Exercise inputs
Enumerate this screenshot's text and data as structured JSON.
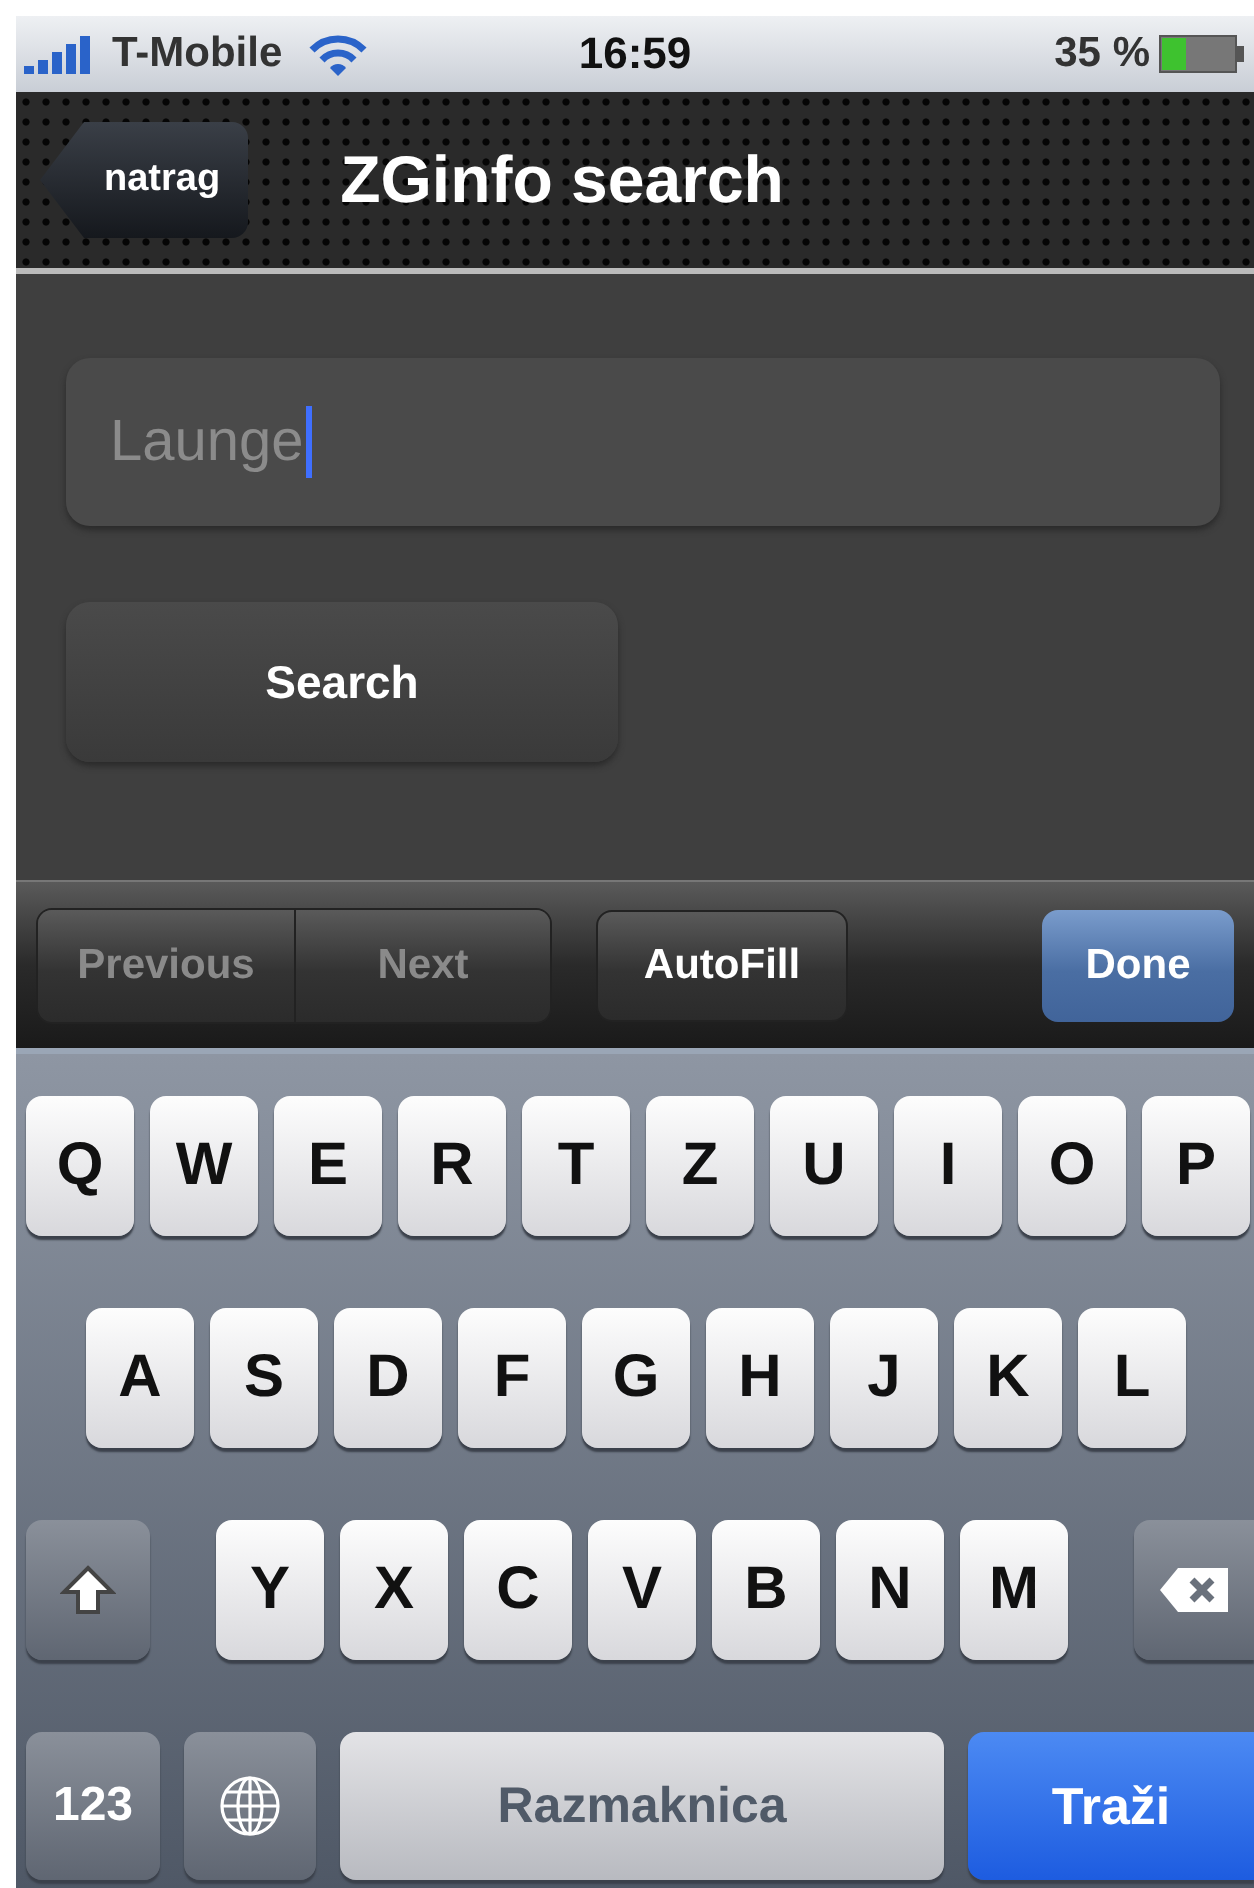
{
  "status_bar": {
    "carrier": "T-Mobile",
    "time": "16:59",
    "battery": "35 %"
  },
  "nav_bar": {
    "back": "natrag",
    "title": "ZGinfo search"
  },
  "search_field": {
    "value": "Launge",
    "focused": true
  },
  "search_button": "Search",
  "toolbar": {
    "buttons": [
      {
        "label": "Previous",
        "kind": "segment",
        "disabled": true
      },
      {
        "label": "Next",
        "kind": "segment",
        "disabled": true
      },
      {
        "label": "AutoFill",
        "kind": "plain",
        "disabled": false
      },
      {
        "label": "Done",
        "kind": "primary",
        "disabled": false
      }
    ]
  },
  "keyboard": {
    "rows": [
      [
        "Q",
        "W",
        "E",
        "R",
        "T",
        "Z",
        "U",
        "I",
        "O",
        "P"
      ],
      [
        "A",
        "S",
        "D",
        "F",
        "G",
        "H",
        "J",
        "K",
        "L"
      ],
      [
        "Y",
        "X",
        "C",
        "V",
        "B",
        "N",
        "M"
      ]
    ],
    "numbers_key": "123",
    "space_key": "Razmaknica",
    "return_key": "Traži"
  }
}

Problem statement
Extract the full listing above verbatim; pictures are to be left out of the copy.

Exercise response
Enumerate this screenshot's text and data as structured JSON.
{
  "status_bar": {
    "carrier": "T-Mobile",
    "time": "16:59",
    "battery": "35 %"
  },
  "nav_bar": {
    "back": "natrag",
    "title": "ZGinfo search"
  },
  "search_field": {
    "value": "Launge",
    "focused": true
  },
  "search_button": "Search",
  "toolbar": {
    "buttons": [
      {
        "label": "Previous",
        "kind": "segment",
        "disabled": true
      },
      {
        "label": "Next",
        "kind": "segment",
        "disabled": true
      },
      {
        "label": "AutoFill",
        "kind": "plain",
        "disabled": false
      },
      {
        "label": "Done",
        "kind": "primary",
        "disabled": false
      }
    ]
  },
  "keyboard": {
    "rows": [
      [
        "Q",
        "W",
        "E",
        "R",
        "T",
        "Z",
        "U",
        "I",
        "O",
        "P"
      ],
      [
        "A",
        "S",
        "D",
        "F",
        "G",
        "H",
        "J",
        "K",
        "L"
      ],
      [
        "Y",
        "X",
        "C",
        "V",
        "B",
        "N",
        "M"
      ]
    ],
    "numbers_key": "123",
    "space_key": "Razmaknica",
    "return_key": "Traži"
  }
}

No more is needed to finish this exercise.